* **Task statement**:
List all lines of the data that include the string "Heliocentric".

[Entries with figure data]
###

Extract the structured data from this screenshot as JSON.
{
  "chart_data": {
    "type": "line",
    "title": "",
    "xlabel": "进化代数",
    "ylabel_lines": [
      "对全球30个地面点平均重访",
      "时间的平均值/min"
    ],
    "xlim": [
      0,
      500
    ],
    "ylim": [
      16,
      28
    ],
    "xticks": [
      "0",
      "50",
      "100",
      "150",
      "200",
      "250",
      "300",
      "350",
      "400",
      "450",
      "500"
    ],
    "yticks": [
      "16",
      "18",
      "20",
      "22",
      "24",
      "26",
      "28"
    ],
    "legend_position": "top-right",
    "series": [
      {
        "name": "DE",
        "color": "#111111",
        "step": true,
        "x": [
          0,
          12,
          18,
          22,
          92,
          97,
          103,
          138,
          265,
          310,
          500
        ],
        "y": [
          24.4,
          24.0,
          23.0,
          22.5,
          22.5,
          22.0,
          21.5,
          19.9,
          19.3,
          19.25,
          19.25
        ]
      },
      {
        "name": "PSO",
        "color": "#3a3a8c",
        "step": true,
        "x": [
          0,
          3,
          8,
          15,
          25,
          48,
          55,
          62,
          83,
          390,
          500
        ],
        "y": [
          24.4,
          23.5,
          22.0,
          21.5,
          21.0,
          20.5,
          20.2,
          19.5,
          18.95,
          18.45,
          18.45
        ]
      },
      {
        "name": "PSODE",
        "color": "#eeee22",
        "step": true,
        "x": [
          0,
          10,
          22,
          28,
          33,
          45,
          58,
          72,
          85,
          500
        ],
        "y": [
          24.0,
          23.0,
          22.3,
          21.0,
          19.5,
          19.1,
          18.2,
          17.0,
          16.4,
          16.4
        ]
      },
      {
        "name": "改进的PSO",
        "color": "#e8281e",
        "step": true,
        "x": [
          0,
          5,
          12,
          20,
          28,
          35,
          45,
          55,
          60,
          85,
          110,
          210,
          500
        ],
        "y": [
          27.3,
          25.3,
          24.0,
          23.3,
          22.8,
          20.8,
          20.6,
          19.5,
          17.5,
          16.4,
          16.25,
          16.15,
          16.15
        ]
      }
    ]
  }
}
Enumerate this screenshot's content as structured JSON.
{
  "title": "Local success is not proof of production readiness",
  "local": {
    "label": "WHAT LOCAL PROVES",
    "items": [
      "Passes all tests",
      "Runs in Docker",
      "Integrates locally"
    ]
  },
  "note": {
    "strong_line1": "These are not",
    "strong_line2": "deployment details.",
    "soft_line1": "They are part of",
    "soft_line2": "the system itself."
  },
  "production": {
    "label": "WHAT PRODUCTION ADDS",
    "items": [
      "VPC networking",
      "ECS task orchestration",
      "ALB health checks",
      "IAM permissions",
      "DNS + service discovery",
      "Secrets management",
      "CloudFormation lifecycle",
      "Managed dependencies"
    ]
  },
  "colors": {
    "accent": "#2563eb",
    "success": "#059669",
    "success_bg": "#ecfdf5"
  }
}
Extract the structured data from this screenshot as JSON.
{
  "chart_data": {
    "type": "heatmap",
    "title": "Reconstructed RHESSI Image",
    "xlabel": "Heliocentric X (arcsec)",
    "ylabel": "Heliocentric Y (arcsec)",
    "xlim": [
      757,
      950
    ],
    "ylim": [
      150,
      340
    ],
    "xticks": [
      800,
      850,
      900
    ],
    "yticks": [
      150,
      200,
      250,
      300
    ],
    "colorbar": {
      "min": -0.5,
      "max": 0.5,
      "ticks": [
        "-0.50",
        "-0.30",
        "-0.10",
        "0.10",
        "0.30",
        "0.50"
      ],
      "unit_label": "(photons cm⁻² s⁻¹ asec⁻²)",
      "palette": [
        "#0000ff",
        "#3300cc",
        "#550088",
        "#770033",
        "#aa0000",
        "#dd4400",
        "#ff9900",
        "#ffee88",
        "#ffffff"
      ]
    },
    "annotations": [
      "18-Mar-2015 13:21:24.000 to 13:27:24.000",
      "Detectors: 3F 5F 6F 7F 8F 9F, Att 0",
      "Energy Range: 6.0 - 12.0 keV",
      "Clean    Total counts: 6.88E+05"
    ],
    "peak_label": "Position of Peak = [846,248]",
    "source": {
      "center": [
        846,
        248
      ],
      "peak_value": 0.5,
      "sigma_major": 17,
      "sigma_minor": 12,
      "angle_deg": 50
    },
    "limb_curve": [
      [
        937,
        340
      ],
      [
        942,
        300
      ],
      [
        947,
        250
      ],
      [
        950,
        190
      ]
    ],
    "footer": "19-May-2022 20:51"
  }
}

###

* **Written solution**:
    "xlabel": "Heliocentric X (arcsec)",
    "ylabel": "Heliocentric Y (arcsec)",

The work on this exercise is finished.